======== Supplied data ========
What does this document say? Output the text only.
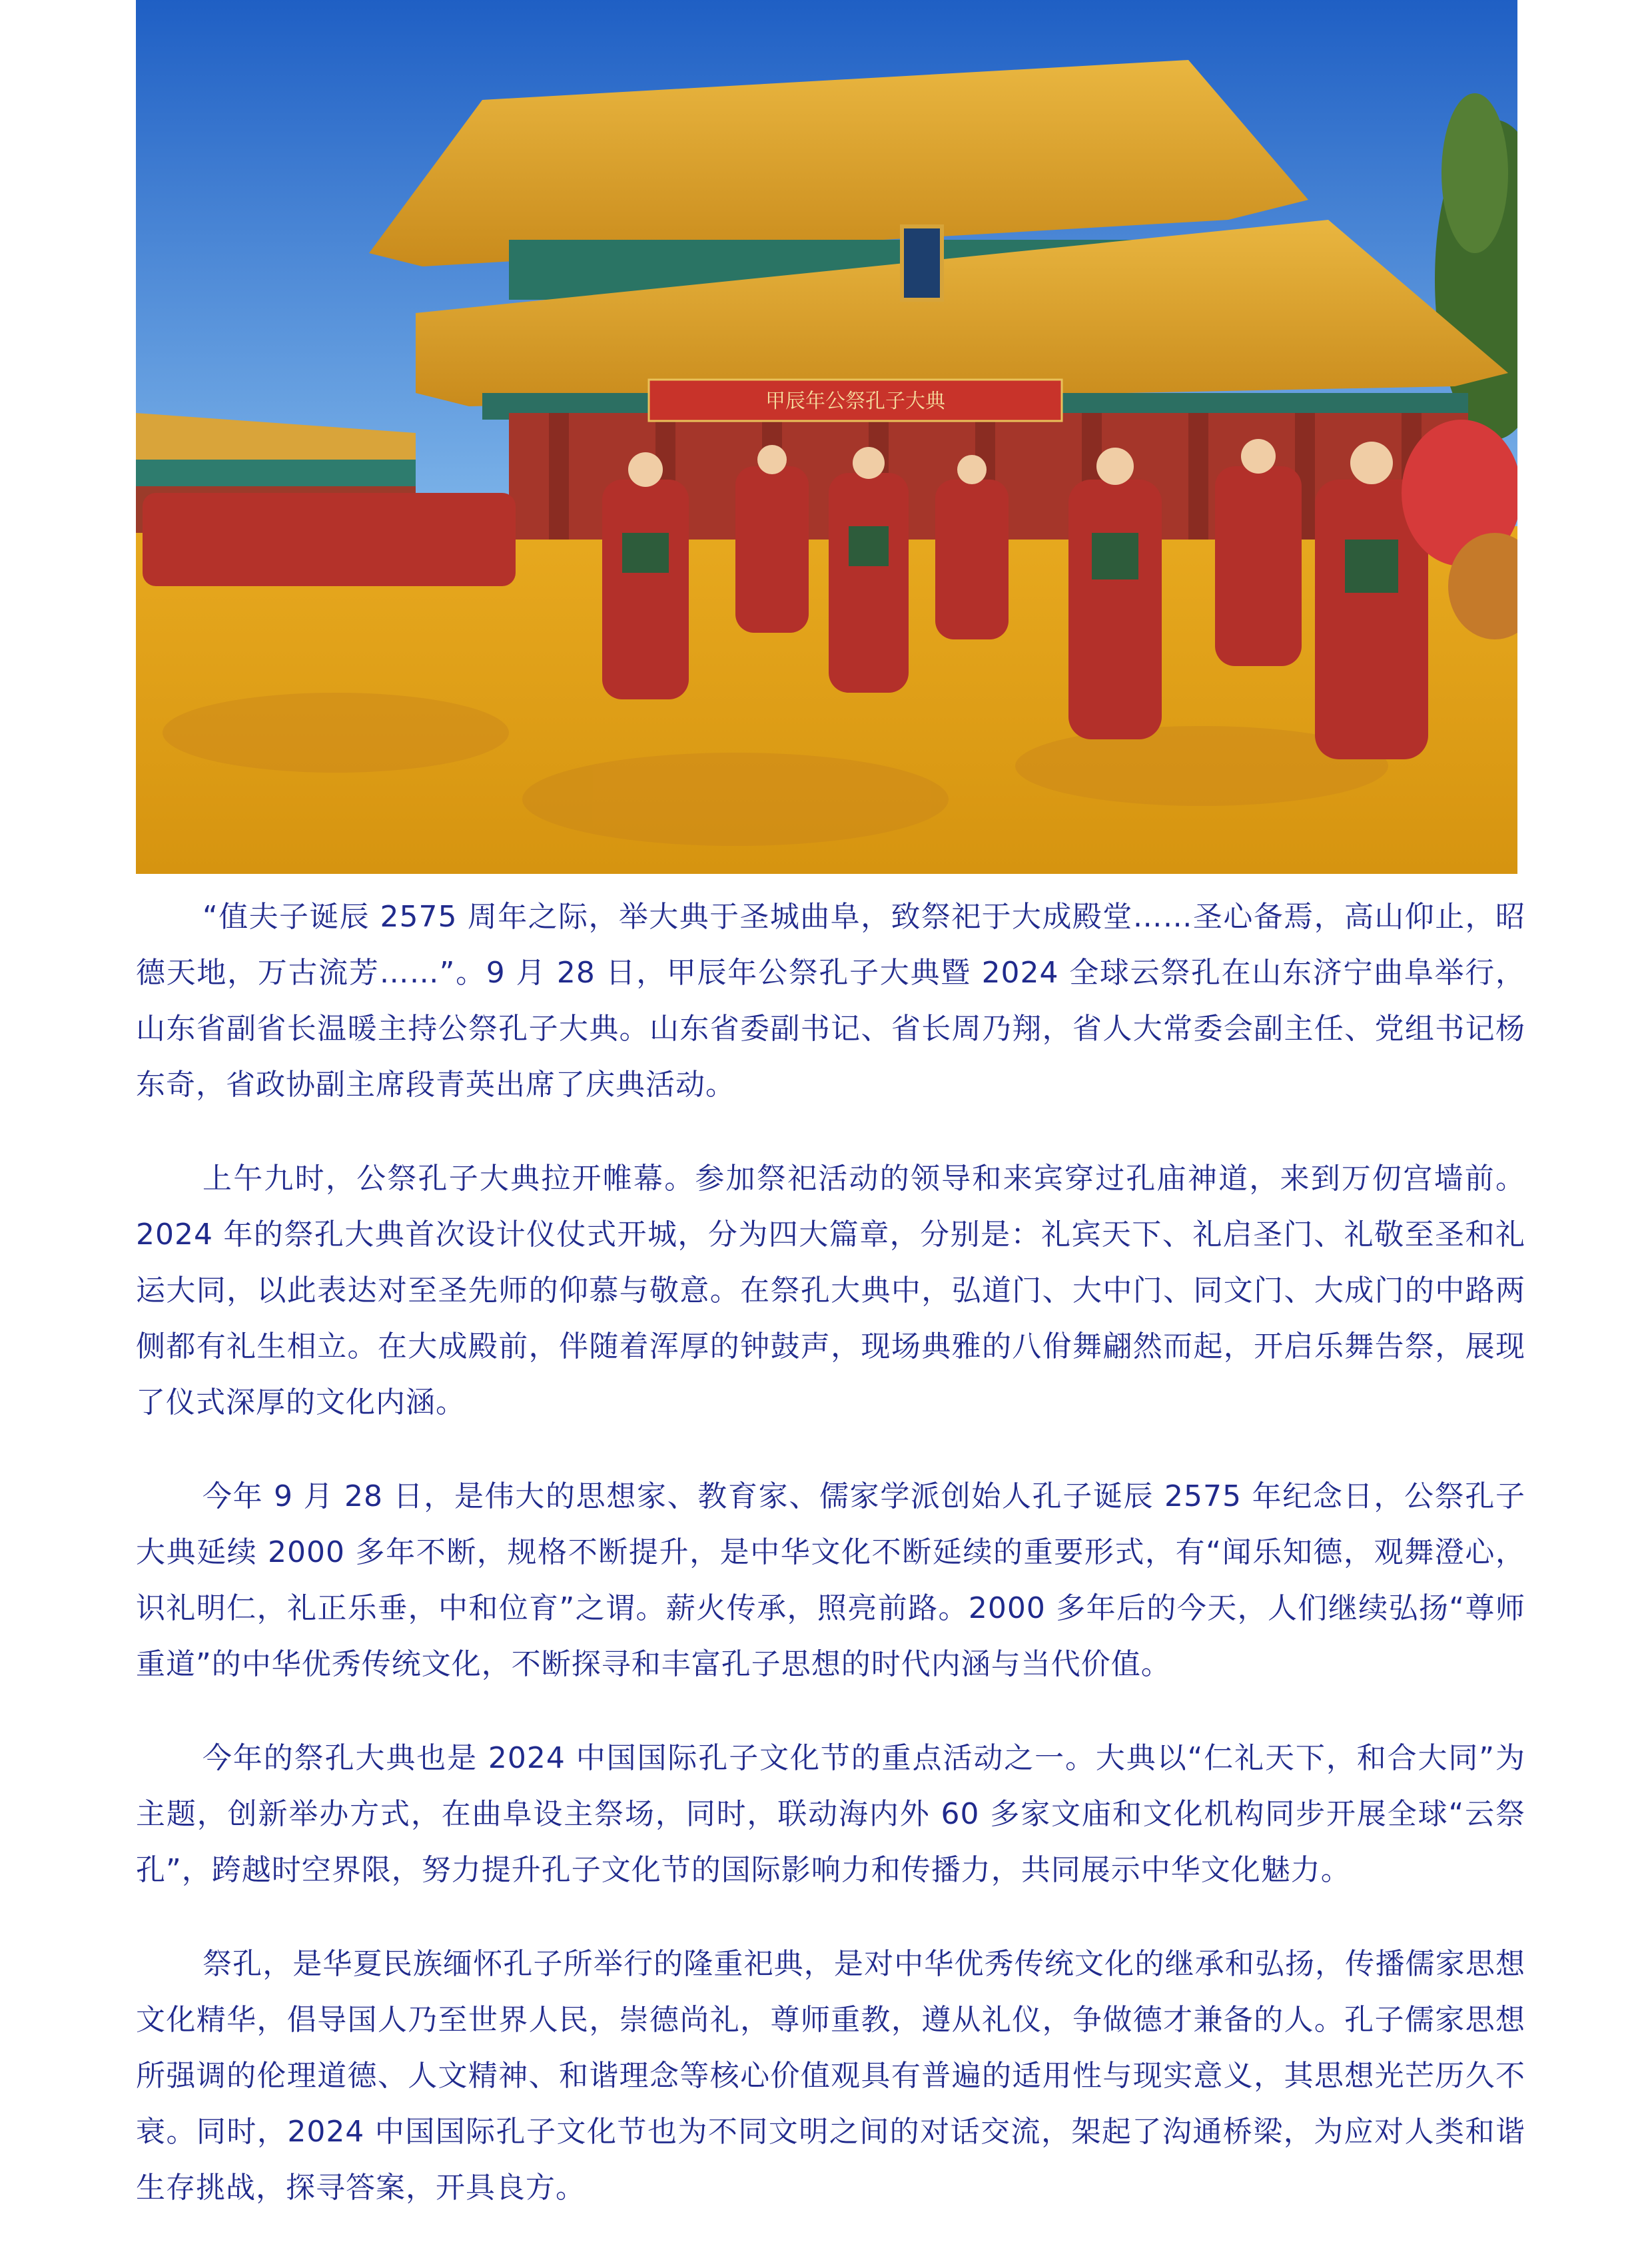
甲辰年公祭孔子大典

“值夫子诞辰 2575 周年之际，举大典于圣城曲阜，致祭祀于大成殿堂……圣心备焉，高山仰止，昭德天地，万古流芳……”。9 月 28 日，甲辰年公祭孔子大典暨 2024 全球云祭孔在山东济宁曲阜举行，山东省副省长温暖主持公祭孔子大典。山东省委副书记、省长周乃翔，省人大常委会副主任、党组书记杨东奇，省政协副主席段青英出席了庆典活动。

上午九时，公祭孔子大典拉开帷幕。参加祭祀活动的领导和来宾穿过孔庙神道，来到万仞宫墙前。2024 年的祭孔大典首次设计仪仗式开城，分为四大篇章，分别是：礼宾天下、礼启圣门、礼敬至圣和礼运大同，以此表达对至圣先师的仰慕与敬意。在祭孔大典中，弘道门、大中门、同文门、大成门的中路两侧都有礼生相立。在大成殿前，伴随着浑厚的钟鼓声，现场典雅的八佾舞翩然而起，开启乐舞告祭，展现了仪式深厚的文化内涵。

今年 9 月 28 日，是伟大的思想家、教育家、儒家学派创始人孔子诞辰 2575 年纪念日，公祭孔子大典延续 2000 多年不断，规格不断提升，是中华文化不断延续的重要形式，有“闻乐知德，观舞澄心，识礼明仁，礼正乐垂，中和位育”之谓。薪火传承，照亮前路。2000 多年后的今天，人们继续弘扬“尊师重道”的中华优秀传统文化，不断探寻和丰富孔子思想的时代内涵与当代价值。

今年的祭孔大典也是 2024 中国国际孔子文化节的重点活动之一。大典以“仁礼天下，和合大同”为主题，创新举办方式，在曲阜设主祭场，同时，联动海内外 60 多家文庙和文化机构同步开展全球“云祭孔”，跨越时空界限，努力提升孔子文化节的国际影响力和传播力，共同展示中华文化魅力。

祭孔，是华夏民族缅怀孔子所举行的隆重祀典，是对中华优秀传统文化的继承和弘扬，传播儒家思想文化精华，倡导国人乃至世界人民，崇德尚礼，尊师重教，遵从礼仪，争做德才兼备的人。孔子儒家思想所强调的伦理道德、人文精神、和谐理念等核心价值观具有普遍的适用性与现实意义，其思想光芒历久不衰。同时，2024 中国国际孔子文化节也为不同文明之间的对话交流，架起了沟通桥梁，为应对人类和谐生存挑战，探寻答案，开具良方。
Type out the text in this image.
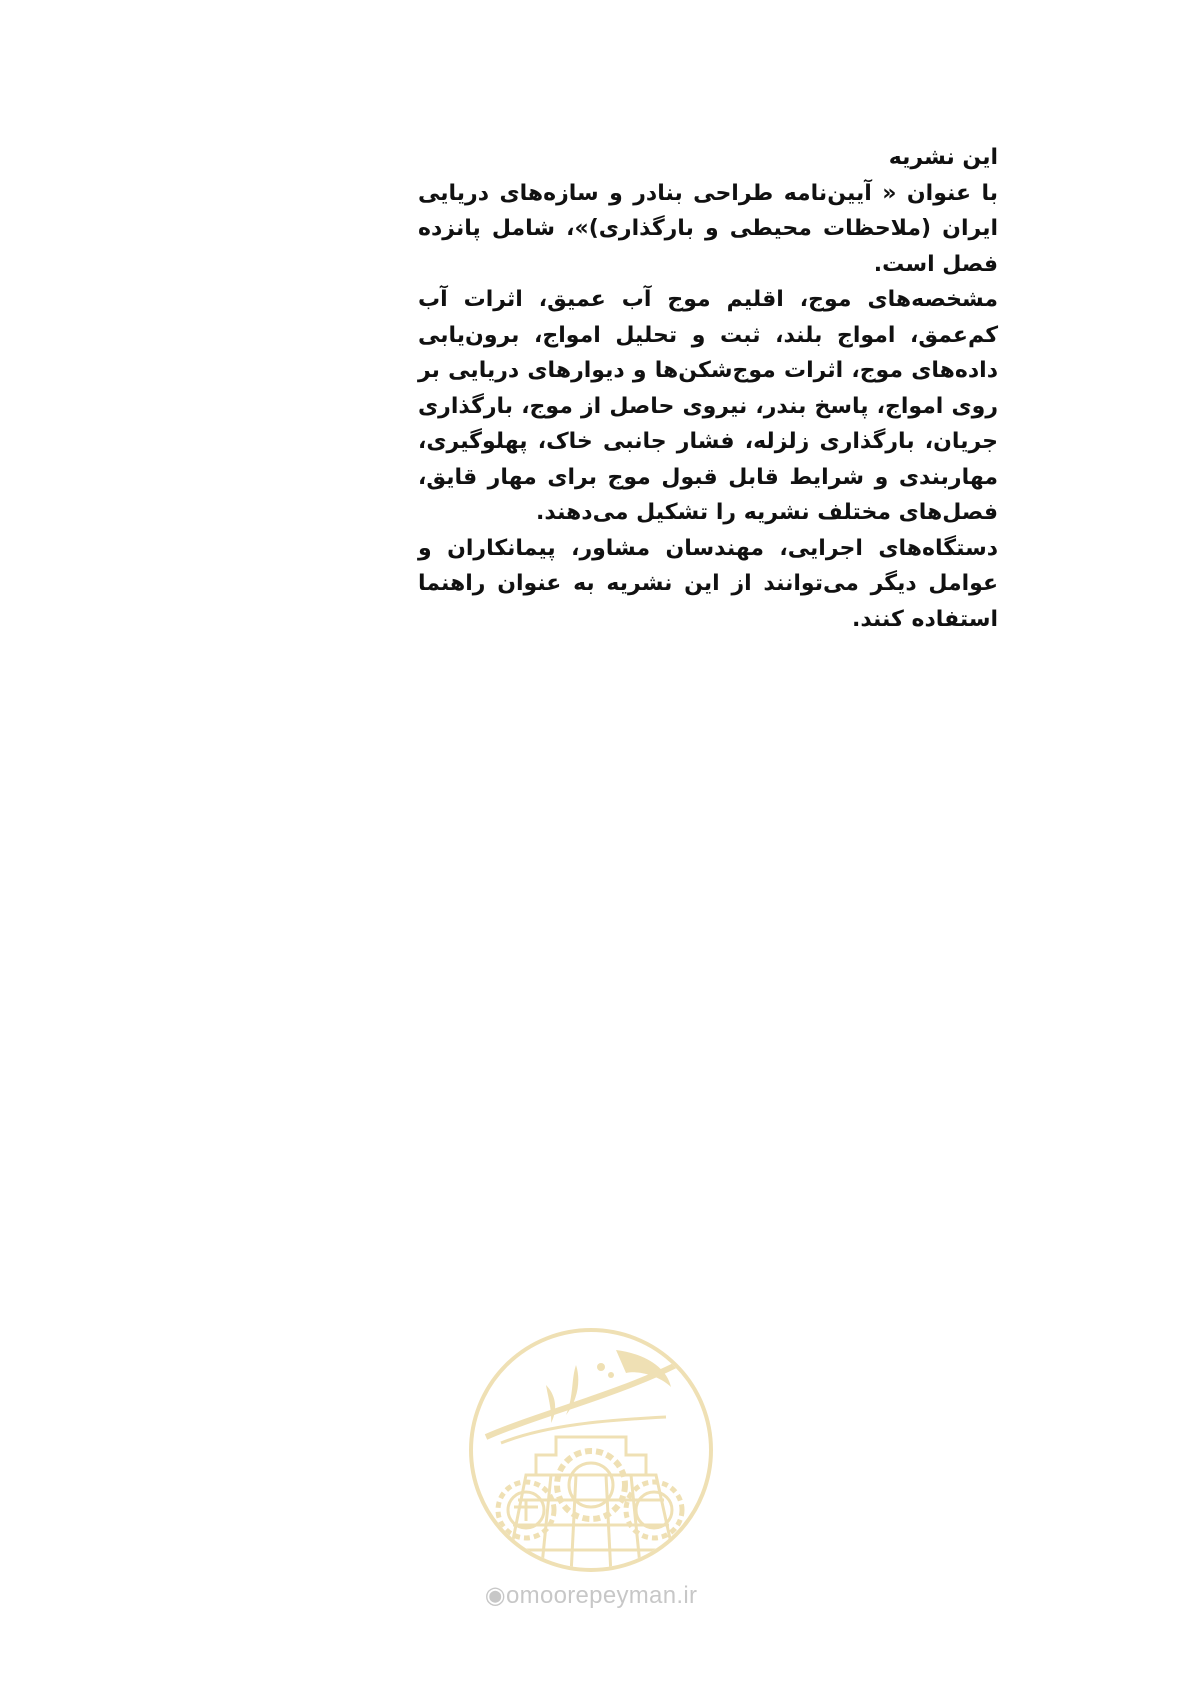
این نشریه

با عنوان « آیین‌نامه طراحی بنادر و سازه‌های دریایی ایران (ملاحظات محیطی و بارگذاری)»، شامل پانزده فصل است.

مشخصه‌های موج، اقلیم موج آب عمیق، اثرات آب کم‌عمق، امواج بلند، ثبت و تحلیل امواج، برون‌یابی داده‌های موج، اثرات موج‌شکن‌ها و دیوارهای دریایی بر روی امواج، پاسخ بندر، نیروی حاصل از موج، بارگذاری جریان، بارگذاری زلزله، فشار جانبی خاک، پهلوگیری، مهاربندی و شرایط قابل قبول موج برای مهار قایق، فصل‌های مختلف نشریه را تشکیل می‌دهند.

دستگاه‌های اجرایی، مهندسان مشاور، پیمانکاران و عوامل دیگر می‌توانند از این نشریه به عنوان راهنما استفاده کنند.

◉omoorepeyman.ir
========
Note every line above where the string "نشریه" shows up, and copy those lines.

[Solution to this problem]:
این نشریه
مشخصه‌های موج، اقلیم موج آب عمیق، اثرات آب کم‌عمق، امواج بلند، ثبت و تحلیل امواج، برون‌یابی داده‌های موج، اثرات موج‌شکن‌ها و دیوارهای دریایی بر روی امواج، پاسخ بندر، نیروی حاصل از موج، بارگذاری جریان، بارگذاری زلزله، فشار جانبی خاک، پهلوگیری، مهاربندی و شرایط قابل قبول موج برای مهار قایق، فصل‌های مختلف نشریه را تشکیل می‌دهند.
دستگاه‌های اجرایی، مهندسان مشاور، پیمانکاران و عوامل دیگر می‌توانند از این نشریه به عنوان راهنما استفاده کنند.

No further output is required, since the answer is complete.